DOCUMENT TEXT »

Equipment Supporting 2.5gbps and 5gbps

Josh Reynolds josh at kyneticwifi.com
Thu Jan 28 16:08:06 UTC 2016


You're buying your switches and optics in the wrong places.

An SFP+ 10K w/ DOM is running me a little under $34. An SFP+ port runs
me slightly over $102. (Juniper)

On Thu, Jan 28, 2016 at 9:52 AM, Baldur Norddahl
<baldur.norddahl at gmail.com> wrote:
> The standard 24 or 48 port SFP+ switch is 10 times the price of the
> equivalent switch with 24 or 48 port SFP. The same is true for the optics.
>
> 2.5 and 4 Gbit/s SFP modules are available and cheap. It is just that
> ethernet ports will not take advantage of the extra speed. So it is only
> useful on fibrechannel ports.
>
> It would be an improvement if we can get 2.5 or 4 Gbit/s ethernet on SFP
> instead of paying for an all SFP+ switch.
>
> Regards,
>
> Baldur
>
>
>
>
> On 28 January 2016 at 15:23, Greg Hankins <ghankins at mindspring.com> wrote:
>
>> The goals of these BASE-T projects are specifically to extend the life
>> of the large installed base of Cat 5e/6 cabling with higher speeds.
>> I wouldn't expect there to be a fiber interface, because we already have
>> much higher speeds that are supported on MMF/SMF at better costs (ie if
>> you had a fiber cable, would you really want to run 2.5 GE when 10 GE
>> is so affordable now).  Anything is possible though, if there is enough
>> demand and a market then someone will make it.

Dataset records:

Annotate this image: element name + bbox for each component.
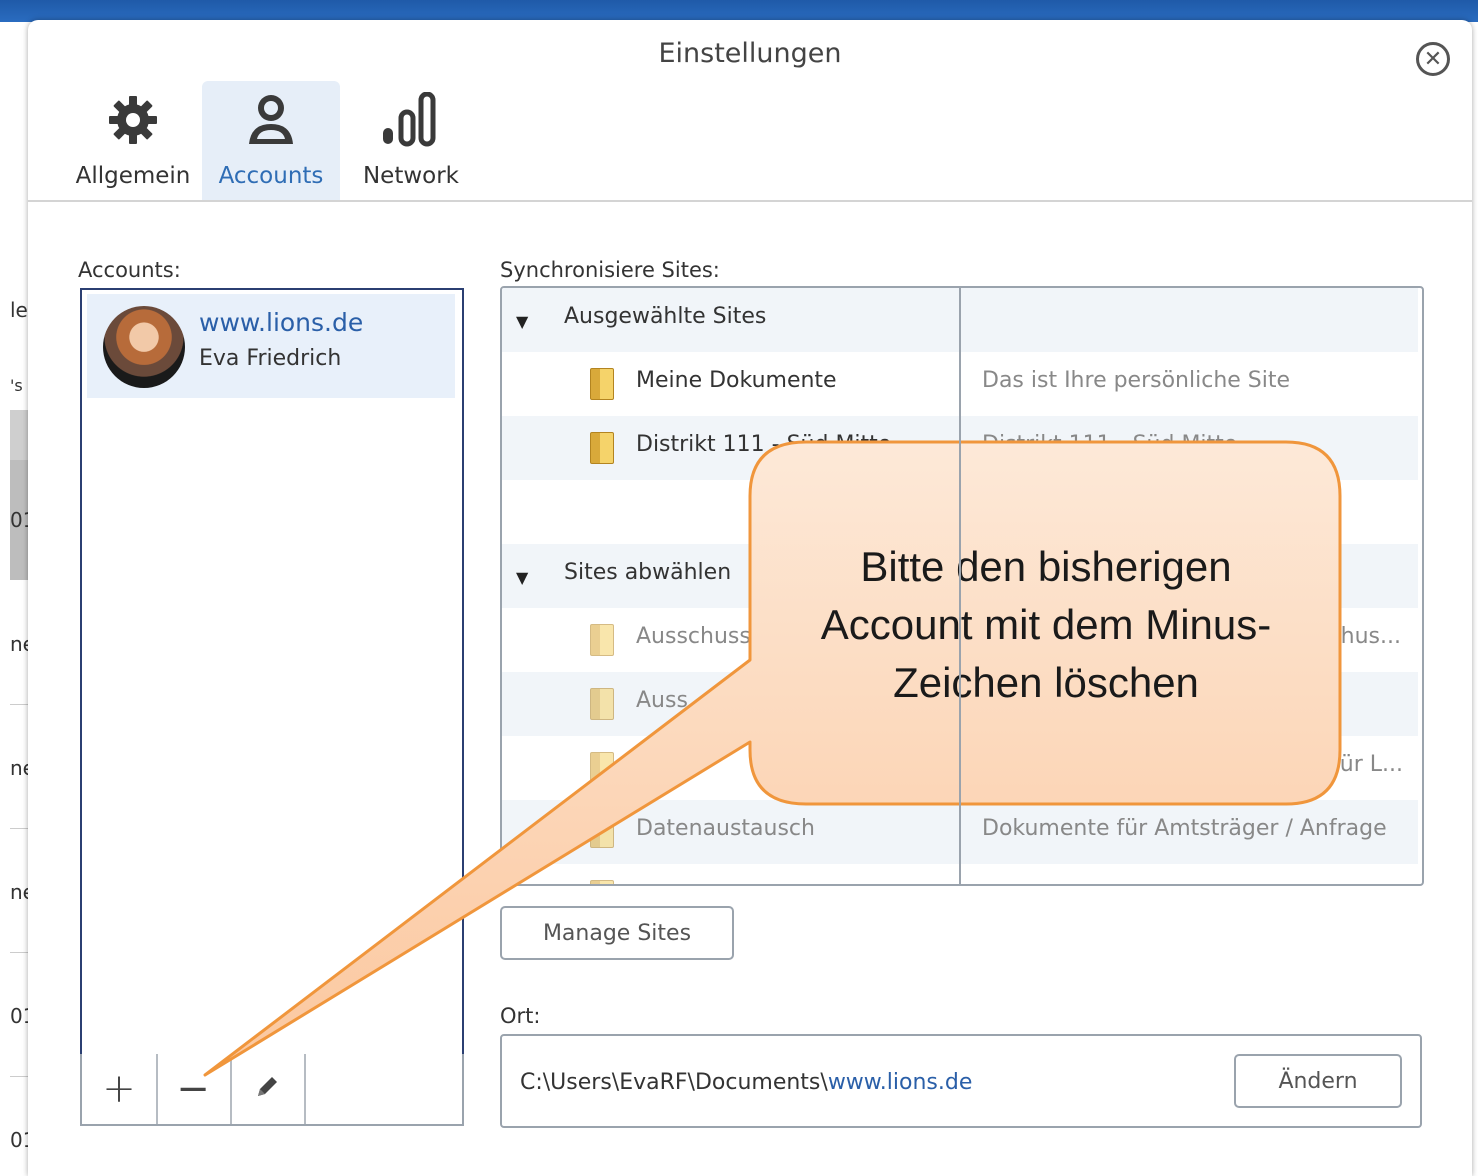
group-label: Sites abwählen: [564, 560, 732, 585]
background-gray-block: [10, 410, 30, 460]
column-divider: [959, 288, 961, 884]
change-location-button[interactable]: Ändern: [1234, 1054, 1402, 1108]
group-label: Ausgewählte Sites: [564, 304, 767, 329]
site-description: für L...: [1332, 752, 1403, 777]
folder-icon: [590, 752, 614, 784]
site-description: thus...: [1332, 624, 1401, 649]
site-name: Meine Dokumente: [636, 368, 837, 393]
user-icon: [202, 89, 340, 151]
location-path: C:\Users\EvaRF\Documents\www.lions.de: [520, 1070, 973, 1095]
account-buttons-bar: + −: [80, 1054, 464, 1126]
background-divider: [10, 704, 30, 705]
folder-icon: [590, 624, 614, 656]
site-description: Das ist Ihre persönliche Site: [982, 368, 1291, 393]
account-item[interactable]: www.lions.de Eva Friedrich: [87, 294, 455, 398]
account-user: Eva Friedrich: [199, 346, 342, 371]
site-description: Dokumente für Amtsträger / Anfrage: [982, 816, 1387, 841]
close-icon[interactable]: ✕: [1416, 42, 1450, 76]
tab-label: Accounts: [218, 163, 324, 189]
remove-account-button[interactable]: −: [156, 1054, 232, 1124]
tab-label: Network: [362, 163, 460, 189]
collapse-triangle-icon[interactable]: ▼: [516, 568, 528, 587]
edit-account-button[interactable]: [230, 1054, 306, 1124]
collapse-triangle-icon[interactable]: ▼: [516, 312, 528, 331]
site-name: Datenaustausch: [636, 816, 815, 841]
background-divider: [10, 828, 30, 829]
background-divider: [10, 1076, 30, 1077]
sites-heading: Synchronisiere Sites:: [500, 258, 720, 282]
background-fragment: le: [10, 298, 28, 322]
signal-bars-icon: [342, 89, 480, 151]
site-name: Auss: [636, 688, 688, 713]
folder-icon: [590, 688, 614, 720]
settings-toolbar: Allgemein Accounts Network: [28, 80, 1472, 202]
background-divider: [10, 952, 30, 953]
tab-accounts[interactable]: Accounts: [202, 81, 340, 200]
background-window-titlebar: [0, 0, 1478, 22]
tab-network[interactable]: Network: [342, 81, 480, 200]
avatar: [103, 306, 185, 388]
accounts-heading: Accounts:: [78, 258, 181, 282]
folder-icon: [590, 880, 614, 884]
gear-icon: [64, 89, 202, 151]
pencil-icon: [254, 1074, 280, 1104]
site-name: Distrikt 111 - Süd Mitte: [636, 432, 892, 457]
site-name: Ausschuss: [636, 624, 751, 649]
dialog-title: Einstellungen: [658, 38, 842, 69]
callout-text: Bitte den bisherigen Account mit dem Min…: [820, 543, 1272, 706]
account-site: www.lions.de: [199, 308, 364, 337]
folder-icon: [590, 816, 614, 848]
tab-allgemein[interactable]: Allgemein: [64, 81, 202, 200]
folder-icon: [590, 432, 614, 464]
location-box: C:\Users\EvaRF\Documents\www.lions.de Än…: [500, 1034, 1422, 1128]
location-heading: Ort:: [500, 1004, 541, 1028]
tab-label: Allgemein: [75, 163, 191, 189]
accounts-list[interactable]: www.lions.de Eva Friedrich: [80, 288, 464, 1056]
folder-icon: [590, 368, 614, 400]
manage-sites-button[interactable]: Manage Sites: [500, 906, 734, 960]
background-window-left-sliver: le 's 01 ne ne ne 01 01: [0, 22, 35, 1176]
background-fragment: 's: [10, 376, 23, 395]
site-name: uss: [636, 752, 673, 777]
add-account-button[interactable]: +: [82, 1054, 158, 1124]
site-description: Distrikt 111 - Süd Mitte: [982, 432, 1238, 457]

SET PROBLEM » Write out the entire mailing-list post on 2.5 and 5 Gbps equipment, word for word. Work from the mailing-list post alone.

RESULT FOR THIS EXERCISE »
Equipment Supporting 2.5gbps and 5gbps

Josh Reynolds josh at kyneticwifi.com
Thu Jan 28 16:08:06 UTC 2016


You're buying your switches and optics in the wrong places.

An SFP+ 10K w/ DOM is running me a little under $34. An SFP+ port runs
me slightly over $102. (Juniper)

On Thu, Jan 28, 2016 at 9:52 AM, Baldur Norddahl
<baldur.norddahl at gmail.com> wrote:
> The standard 24 or 48 port SFP+ switch is 10 times the price of the
> equivalent switch with 24 or 48 port SFP. The same is true for the optics.
>
> 2.5 and 4 Gbit/s SFP modules are available and cheap. It is just that
> ethernet ports will not take advantage of the extra speed. So it is only
> useful on fibrechannel ports.
>
> It would be an improvement if we can get 2.5 or 4 Gbit/s ethernet on SFP
> instead of paying for an all SFP+ switch.
>
> Regards,
>
> Baldur
>
>
>
>
> On 28 January 2016 at 15:23, Greg Hankins <ghankins at mindspring.com> wrote:
>
>> The goals of these BASE-T projects are specifically to extend the life
>> of the large installed base of Cat 5e/6 cabling with higher speeds.
>> I wouldn't expect there to be a fiber interface, because we already have
>> much higher speeds that are supported on MMF/SMF at better costs (ie if
>> you had a fiber cable, would you really want to run 2.5 GE when 10 GE
>> is so affordable now).  Anything is possible though, if there is enough
>> demand and a market then someone will make it.